**DATA FOR THIS EXERCISE:**
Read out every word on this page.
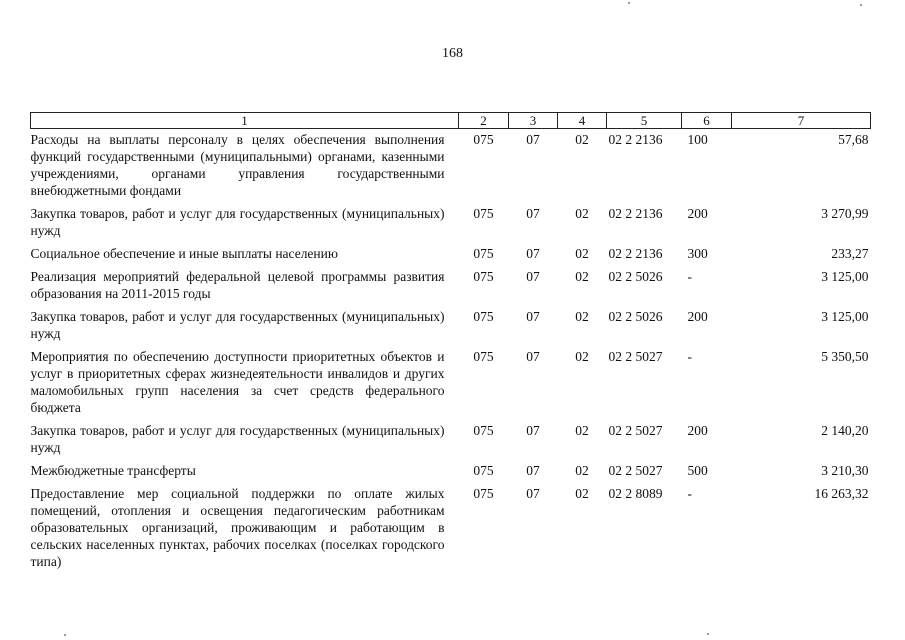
168
1	2	3	4	5	6	7
Расходы на выплаты персоналу в целях обеспечения выполнения функций государственными (муниципальными) органами, казенными учреждениями, органами управления государственными внебюджетными фондами	075	07	02	02 2 2136	100	57,68
Закупка товаров, работ и услуг для государственных (муниципальных) нужд	075	07	02	02 2 2136	200	3 270,99
Социальное обеспечение и иные выплаты населению	075	07	02	02 2 2136	300	233,27
Реализация мероприятий федеральной целевой программы развития образования на 2011-2015 годы	075	07	02	02 2 5026	-	3 125,00
Закупка товаров, работ и услуг для государственных (муниципальных) нужд	075	07	02	02 2 5026	200	3 125,00
Мероприятия по обеспечению доступности приоритетных объектов и услуг в приоритетных сферах жизнедеятельности инвалидов и других маломобильных групп населения за счет средств федерального бюджета	075	07	02	02 2 5027	-	5 350,50
Закупка товаров, работ и услуг для государственных (муниципальных) нужд	075	07	02	02 2 5027	200	2 140,20
Межбюджетные трансферты	075	07	02	02 2 5027	500	3 210,30
Предоставление мер социальной поддержки по оплате жилых помещений, отопления и освещения педагогическим работникам образовательных организаций, проживающим и работающим в сельских населенных пунктах, рабочих поселках (поселках городского типа)	075	07	02	02 2 8089	-	16 263,32
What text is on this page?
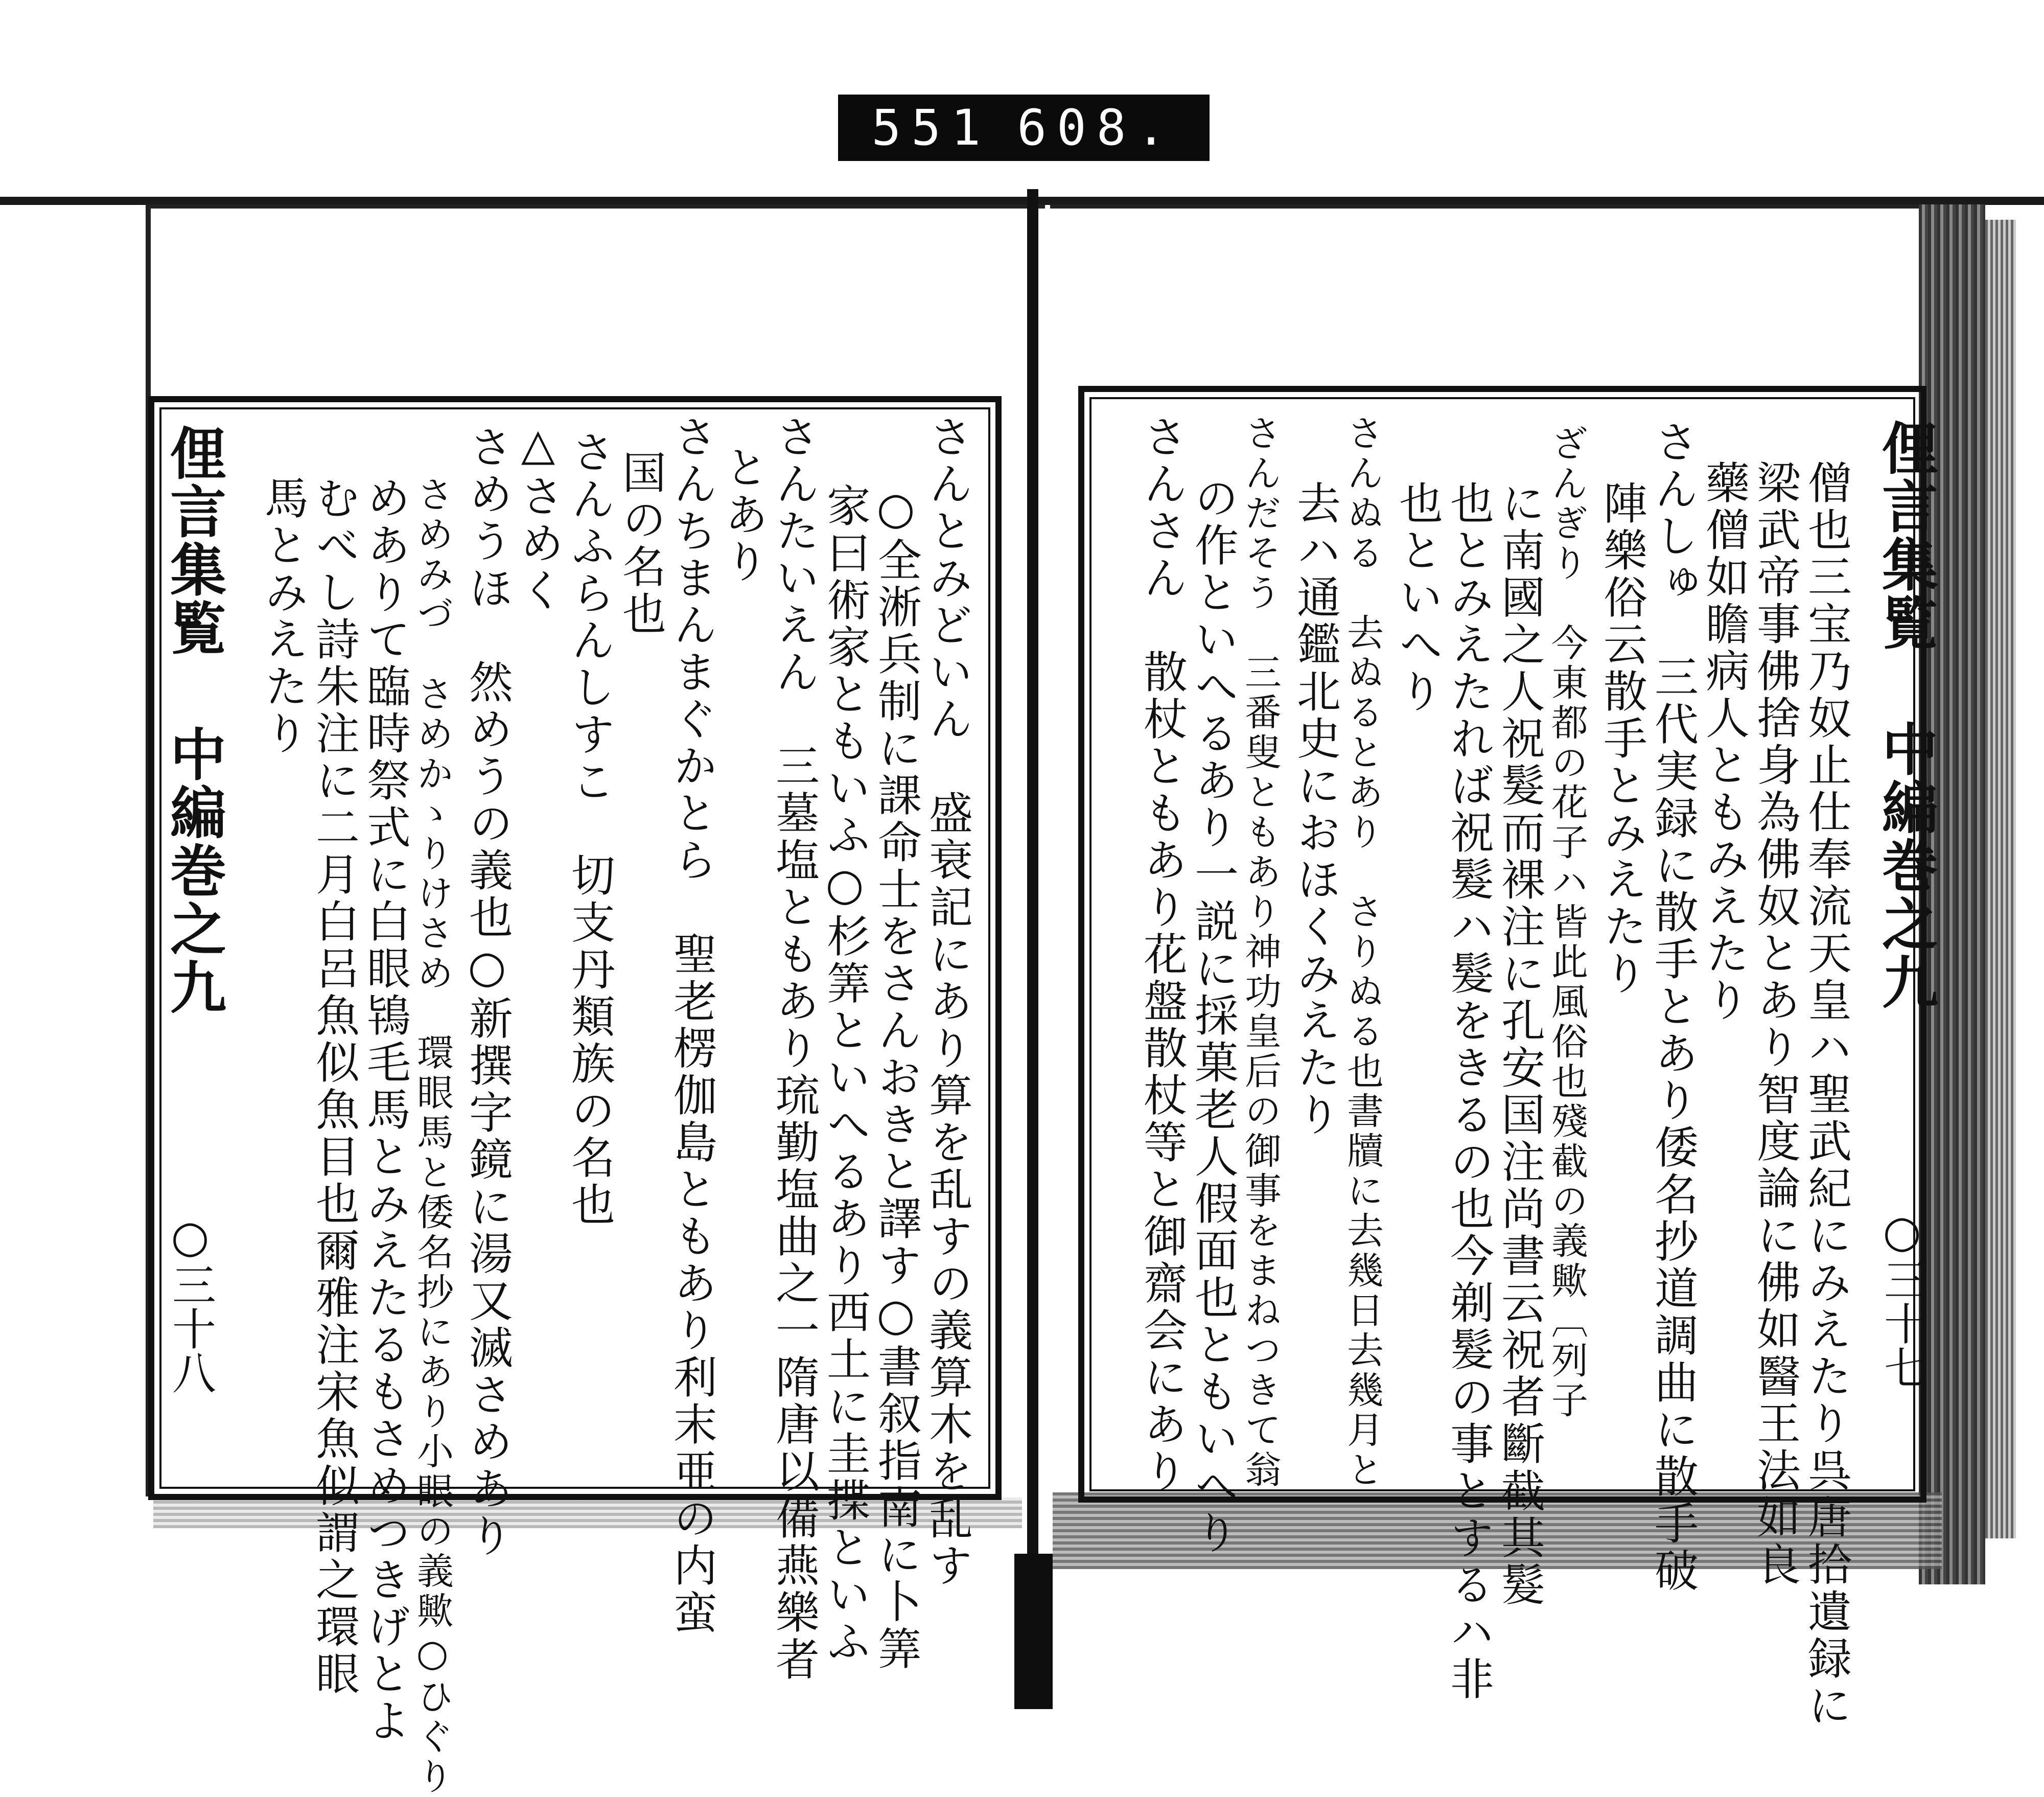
551 608.
俚言集覧 中編巻之九
○三十八	さんとみどいん　盛衰記にあり算を乱すの義算木を乱す
○全淅兵制に課命士をさんおきと譯す○書叙指南に卜筭
家曰術家ともいふ○杉筭といへるあり西土に圭揲といふ
さんたいえん　三墓塩ともあり琉勤塩曲之一隋唐以備燕樂者
とあり
さんちまんまぐかとら　聖老楞伽島ともあり利末亜の内蛮
国の名也
さんふらんしすこ　切支丹類族の名也
△さめく
さめうほ　然めうの義也○新撰字鏡に湯又滅さめあり
さめみづ　さめかゝりけさめ　環眼馬と倭名抄にあり小眼の義歟○ひぐり
めありて臨時祭式に白眼鴇毛馬とみえたるもさめつきげとよ
むべし詩朱注に二月白呂魚似魚目也爾雅注宋魚似謂之環眼
馬とみえたり	俚言集覧 中編巻之九
○三十七
僧也三宝乃奴止仕奉流天皇ハ聖武紀にみえたり呉唐拾遺録に
梁武帝事佛捨身為佛奴とあり智度論に佛如醫王法如良
藥僧如瞻病人ともみえたり
さんしゅ　三代実録に散手とあり倭名抄道調曲に散手破
陣樂俗云散手とみえたり
ざんぎり　今東都の花子ハ皆此風俗也殘截の義歟〔列子
に南國之人祝髮而裸注に孔安国注尚書云祝者斷截其髮
也とみえたれば祝髮ハ髮をきるの也今剃髮の事とするハ非
也といへり
さんぬる　去ぬるとあり　さりぬる也書牘に去幾日去幾月と
去ハ通鑑北史におほくみえたり
さんだそう　三番叟ともあり神功皇后の御事をまねつきて翁
の作といへるあり一説に採菓老人假面也ともいへり
さんさん　散杖ともあり花盤散杖等と御齋会にあり
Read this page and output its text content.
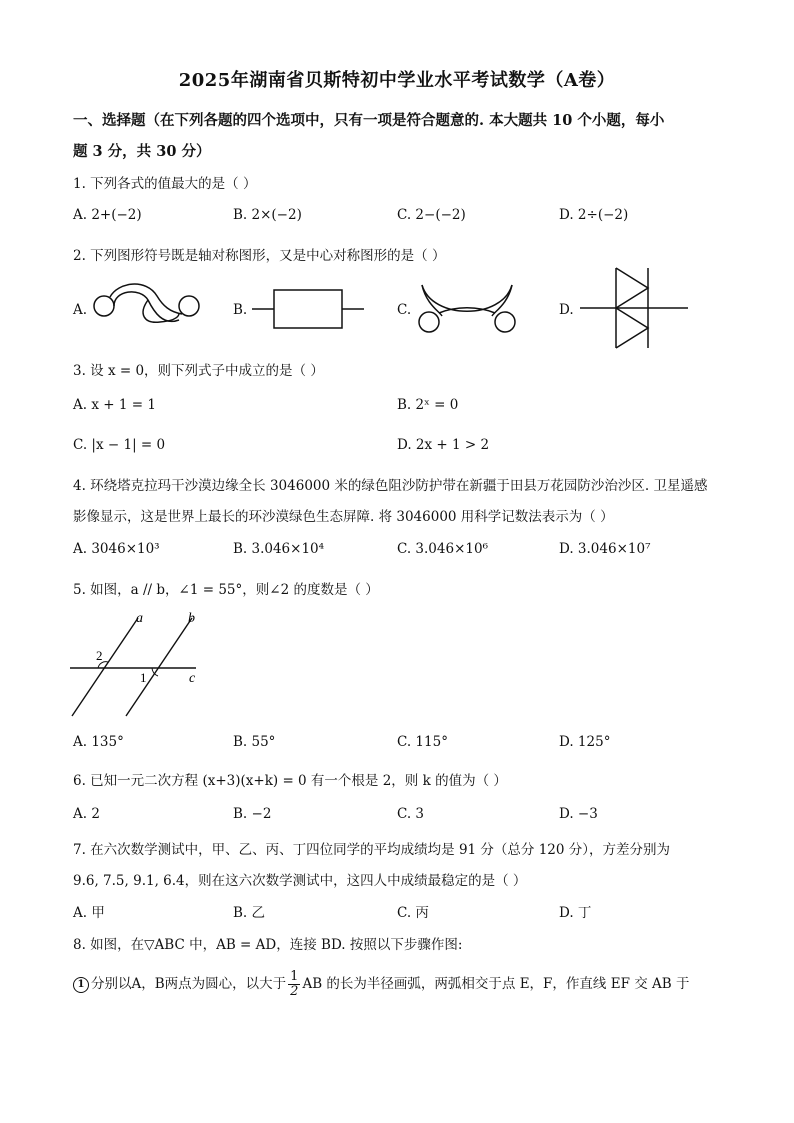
2025年湖南省贝斯特初中学业水平考试数学（A卷）
一、选择题（在下列各题的四个选项中，只有一项是符合题意的. 本大题共 10 个小题，每小
题 3 分，共 30 分）
1. 下列各式的值最大的是（ ）
A. 2+(−2)	B. 2×(−2)	C. 2−(−2)	D. 2÷(−2)
2. 下列图形符号既是轴对称图形，又是中心对称图形的是（ ）
A.	B.	C.	D.
3. 设 x = 0，则下列式子中成立的是（ ）
A. x + 1 = 1	B. 2ˣ = 0
C. |x − 1| = 0	D. 2x + 1 > 2
4. 环绕塔克拉玛干沙漠边缘全长 3046000 米的绿色阻沙防护带在新疆于田县万花园防沙治沙区. 卫星遥感
影像显示，这是世界上最长的环沙漠绿色生态屏障. 将 3046000 用科学记数法表示为（ ）
A. 3046×10³	B. 3.046×10⁴	C. 3.046×10⁶	D. 3.046×10⁷
5. 如图，a // b，∠1 = 55°，则∠2 的度数是（ ）
a	b
c
2
1
A. 135°	B. 55°	C. 115°	D. 125°
6. 已知一元二次方程 (x+3)(x+k) = 0 有一个根是 2，则 k 的值为（ ）
A. 2	B. −2	C. 3	D. −3
7. 在六次数学测试中，甲、乙、丙、丁四位同学的平均成绩均是 91 分（总分 120 分），方差分别为
9.6, 7.5, 9.1, 6.4，则在这六次数学测试中，这四人中成绩最稳定的是（ ）
A. 甲	B. 乙	C. 丙	D. 丁
8. 如图，在▽ABC 中，AB = AD，连接 BD. 按照以下步骤作图:
1 分别以A，B两点为圆心，以大于 $\frac{1}{2}$ AB 的长为半径画弧，两弧相交于点 E，F，作直线 EF 交 AB 于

**WHAT TO DO:** How many lines in these entries contain the string "выплаты"? State the number and nothing more.

**FINAL ANSWER:** 2